[Stored items]
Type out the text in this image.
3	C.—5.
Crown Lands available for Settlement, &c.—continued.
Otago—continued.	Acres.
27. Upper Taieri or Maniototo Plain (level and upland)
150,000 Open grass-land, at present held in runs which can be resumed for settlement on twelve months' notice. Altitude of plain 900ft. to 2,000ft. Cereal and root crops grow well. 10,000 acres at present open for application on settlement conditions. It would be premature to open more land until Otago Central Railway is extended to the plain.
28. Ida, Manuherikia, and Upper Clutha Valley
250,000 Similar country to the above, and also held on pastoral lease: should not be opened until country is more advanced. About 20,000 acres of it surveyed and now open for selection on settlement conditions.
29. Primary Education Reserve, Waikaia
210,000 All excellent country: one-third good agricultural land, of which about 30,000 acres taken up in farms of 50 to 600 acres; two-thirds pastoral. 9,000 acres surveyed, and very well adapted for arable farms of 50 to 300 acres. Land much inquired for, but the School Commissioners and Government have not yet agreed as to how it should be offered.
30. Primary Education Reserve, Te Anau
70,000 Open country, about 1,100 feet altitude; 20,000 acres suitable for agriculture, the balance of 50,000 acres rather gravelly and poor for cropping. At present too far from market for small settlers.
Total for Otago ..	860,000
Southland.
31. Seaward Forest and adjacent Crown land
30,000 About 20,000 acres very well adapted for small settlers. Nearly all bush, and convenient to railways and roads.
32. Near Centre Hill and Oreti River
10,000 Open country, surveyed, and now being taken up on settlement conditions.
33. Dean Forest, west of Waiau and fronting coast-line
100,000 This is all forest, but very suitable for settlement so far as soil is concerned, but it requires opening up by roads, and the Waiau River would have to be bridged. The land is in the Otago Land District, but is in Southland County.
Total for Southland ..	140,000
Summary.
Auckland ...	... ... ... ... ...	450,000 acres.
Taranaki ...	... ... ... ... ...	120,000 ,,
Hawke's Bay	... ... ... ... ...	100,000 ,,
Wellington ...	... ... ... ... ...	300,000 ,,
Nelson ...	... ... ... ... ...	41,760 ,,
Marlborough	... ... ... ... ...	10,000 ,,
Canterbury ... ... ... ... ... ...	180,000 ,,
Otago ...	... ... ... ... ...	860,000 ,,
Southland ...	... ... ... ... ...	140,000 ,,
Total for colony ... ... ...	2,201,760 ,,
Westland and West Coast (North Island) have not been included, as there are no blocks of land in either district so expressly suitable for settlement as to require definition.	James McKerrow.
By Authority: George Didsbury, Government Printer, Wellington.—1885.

Task description -> Repeat the material above in full, quoting it exactly.

Solved exercise ->
Type out the text in this image.
3	C.—5.
Crown Lands available for Settlement, &c.—continued.
Otago—continued.	Acres.
27. Upper Taieri or Maniototo Plain (level and upland)
150,000 Open grass-land, at present held in runs which can be resumed for settlement on twelve months' notice. Altitude of plain 900ft. to 2,000ft. Cereal and root crops grow well. 10,000 acres at present open for application on settlement conditions. It would be premature to open more land until Otago Central Railway is extended to the plain.
28. Ida, Manuherikia, and Upper Clutha Valley
250,000 Similar country to the above, and also held on pastoral lease: should not be opened until country is more advanced. About 20,000 acres of it surveyed and now open for selection on settlement conditions.
29. Primary Education Reserve, Waikaia
210,000 All excellent country: one-third good agricultural land, of which about 30,000 acres taken up in farms of 50 to 600 acres; two-thirds pastoral. 9,000 acres surveyed, and very well adapted for arable farms of 50 to 300 acres. Land much inquired for, but the School Commissioners and Government have not yet agreed as to how it should be offered.
30. Primary Education Reserve, Te Anau
70,000 Open country, about 1,100 feet altitude; 20,000 acres suitable for agriculture, the balance of 50,000 acres rather gravelly and poor for cropping. At present too far from market for small settlers.
Total for Otago ..	860,000
Southland.
31. Seaward Forest and adjacent Crown land
30,000 About 20,000 acres very well adapted for small settlers. Nearly all bush, and convenient to railways and roads.
32. Near Centre Hill and Oreti River
10,000 Open country, surveyed, and now being taken up on settlement conditions.
33. Dean Forest, west of Waiau and fronting coast-line
100,000 This is all forest, but very suitable for settlement so far as soil is concerned, but it requires opening up by roads, and the Waiau River would have to be bridged. The land is in the Otago Land District, but is in Southland County.
Total for Southland ..	140,000
Summary.
Auckland ...	... ... ... ... ...	450,000 acres.
Taranaki ...	... ... ... ... ...	120,000 ,,
Hawke's Bay	... ... ... ... ...	100,000 ,,
Wellington ...	... ... ... ... ...	300,000 ,,
Nelson ...	... ... ... ... ...	41,760 ,,
Marlborough	... ... ... ... ...	10,000 ,,
Canterbury ... ... ... ... ... ...	180,000 ,,
Otago ...	... ... ... ... ...	860,000 ,,
Southland ...	... ... ... ... ...	140,000 ,,
Total for colony ... ... ...	2,201,760 ,,
Westland and West Coast (North Island) have not been included, as there are no blocks of land in either district so expressly suitable for settlement as to require definition.	James McKerrow.
By Authority: George Didsbury, Government Printer, Wellington.—1885.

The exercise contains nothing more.